Task:
Copy every line of the data in which the word "JSON" occurs.

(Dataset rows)
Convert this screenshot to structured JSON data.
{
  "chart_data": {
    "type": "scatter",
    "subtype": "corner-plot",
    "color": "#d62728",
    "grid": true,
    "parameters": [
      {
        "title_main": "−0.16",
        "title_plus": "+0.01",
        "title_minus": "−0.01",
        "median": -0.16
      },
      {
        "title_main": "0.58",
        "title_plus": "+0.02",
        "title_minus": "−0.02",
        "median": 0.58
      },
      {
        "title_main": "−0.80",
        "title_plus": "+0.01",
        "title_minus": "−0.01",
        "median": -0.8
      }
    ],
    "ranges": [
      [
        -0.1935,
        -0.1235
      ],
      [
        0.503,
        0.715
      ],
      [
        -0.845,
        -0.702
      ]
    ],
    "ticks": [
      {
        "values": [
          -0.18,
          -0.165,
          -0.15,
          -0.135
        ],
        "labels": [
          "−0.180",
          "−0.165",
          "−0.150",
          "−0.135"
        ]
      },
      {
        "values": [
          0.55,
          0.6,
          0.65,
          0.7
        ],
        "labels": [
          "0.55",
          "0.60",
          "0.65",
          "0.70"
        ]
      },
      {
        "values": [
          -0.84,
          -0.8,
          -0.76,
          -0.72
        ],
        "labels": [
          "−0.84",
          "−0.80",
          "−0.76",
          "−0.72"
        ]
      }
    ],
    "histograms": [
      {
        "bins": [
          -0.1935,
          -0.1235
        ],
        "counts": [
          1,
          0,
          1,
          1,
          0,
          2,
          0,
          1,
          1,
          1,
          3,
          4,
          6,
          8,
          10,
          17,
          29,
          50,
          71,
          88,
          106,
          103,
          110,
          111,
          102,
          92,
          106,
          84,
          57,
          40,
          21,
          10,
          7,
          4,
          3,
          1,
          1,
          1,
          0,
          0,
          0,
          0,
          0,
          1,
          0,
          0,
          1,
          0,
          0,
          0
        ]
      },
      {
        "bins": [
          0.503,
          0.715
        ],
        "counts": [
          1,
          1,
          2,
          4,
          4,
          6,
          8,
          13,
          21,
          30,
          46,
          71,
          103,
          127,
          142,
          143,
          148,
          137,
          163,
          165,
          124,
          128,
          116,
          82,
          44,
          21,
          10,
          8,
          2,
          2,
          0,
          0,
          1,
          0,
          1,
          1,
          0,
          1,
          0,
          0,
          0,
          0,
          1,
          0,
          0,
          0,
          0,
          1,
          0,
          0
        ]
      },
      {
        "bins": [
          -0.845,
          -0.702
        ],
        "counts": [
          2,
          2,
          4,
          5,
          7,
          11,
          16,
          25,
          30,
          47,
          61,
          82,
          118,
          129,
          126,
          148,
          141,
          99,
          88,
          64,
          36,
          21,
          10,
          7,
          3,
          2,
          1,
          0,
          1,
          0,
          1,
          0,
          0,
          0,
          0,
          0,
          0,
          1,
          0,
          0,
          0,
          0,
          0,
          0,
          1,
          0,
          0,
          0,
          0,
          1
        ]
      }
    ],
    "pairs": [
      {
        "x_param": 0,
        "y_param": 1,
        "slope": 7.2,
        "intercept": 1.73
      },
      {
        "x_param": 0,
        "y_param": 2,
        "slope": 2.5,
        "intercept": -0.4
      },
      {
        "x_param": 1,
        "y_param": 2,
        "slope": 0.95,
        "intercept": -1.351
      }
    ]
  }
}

---

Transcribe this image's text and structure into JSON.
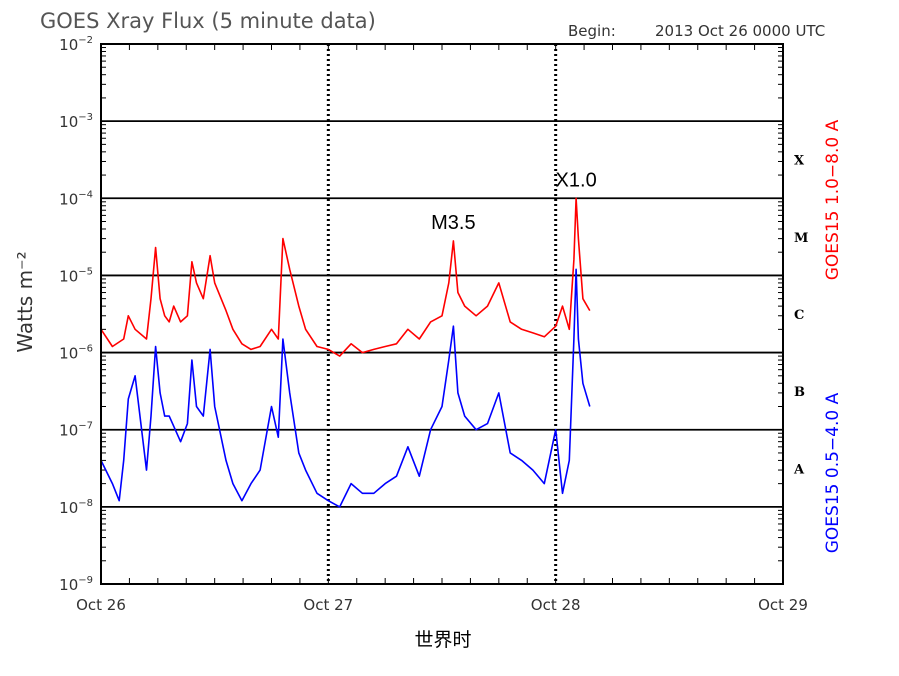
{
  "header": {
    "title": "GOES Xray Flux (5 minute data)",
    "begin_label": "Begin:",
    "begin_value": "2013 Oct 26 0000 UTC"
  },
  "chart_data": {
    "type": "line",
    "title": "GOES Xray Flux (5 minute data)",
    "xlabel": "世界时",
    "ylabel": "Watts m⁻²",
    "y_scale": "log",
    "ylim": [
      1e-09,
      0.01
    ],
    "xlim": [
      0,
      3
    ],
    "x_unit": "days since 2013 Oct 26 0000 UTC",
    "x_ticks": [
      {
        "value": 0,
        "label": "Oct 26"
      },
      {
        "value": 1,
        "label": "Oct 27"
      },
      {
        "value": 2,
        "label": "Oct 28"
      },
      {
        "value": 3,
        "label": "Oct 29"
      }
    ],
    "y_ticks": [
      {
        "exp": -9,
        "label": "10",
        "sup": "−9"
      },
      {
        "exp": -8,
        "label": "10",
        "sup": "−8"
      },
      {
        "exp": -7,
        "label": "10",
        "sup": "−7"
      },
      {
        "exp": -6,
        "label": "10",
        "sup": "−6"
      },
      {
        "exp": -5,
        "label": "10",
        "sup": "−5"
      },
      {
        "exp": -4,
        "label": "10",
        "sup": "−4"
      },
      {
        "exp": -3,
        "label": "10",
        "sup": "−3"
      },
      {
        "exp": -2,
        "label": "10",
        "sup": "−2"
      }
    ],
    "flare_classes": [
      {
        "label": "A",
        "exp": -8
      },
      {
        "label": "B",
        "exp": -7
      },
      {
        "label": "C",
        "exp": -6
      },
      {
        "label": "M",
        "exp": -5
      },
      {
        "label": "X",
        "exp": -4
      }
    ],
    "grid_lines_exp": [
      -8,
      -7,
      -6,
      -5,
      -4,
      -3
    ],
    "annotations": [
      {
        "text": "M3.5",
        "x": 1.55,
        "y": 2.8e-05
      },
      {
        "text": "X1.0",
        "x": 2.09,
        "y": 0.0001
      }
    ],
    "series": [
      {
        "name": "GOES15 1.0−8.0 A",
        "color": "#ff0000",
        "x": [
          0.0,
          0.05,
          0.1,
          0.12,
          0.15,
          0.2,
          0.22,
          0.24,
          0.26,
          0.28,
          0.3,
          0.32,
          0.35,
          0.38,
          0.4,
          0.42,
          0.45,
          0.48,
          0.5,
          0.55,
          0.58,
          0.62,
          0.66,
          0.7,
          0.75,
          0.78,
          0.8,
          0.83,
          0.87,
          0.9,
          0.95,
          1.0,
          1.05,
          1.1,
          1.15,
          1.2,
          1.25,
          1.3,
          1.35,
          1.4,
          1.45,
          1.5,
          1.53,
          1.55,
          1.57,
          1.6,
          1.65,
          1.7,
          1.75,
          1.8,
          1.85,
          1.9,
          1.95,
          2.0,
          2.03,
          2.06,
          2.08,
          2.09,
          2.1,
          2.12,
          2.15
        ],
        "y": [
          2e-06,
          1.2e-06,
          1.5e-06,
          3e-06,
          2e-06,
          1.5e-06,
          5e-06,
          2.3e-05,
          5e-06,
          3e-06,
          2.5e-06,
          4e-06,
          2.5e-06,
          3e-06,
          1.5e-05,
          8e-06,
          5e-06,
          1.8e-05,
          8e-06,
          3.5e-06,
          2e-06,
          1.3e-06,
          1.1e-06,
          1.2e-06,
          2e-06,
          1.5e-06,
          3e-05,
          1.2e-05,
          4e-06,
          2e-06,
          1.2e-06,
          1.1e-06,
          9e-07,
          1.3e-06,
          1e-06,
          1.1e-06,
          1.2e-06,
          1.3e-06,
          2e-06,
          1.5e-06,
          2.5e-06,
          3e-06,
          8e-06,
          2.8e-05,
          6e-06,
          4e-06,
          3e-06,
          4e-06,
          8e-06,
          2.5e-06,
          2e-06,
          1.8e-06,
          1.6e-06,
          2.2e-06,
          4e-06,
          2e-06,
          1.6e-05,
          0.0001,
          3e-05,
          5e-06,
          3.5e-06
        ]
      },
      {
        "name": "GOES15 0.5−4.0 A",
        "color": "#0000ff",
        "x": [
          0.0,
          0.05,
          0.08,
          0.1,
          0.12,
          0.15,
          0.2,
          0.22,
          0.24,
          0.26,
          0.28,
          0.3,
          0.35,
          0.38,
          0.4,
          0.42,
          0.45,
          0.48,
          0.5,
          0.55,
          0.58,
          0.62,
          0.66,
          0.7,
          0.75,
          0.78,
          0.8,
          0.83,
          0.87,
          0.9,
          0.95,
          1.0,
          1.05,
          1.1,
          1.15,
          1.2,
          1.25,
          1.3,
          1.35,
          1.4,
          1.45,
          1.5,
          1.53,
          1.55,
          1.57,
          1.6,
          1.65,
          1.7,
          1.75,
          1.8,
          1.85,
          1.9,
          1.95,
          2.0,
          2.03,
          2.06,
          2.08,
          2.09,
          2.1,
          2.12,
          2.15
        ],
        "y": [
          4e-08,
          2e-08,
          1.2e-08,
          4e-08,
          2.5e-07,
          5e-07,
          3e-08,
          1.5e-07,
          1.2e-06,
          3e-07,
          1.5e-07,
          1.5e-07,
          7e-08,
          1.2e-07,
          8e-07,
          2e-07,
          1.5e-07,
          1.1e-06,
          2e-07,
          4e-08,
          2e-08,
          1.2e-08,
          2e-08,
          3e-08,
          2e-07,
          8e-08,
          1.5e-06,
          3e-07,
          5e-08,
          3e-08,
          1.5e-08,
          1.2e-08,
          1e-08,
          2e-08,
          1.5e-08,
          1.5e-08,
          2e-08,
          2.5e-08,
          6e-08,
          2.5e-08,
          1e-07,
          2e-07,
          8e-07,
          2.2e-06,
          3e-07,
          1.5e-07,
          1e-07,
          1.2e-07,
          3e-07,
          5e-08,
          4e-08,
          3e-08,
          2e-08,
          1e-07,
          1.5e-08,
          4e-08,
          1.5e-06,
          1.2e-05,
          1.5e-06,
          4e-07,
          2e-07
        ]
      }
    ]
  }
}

Answer to this exercise:
Convert this screenshot to structured JSON data.
Transcribe this image's text and structure into JSON.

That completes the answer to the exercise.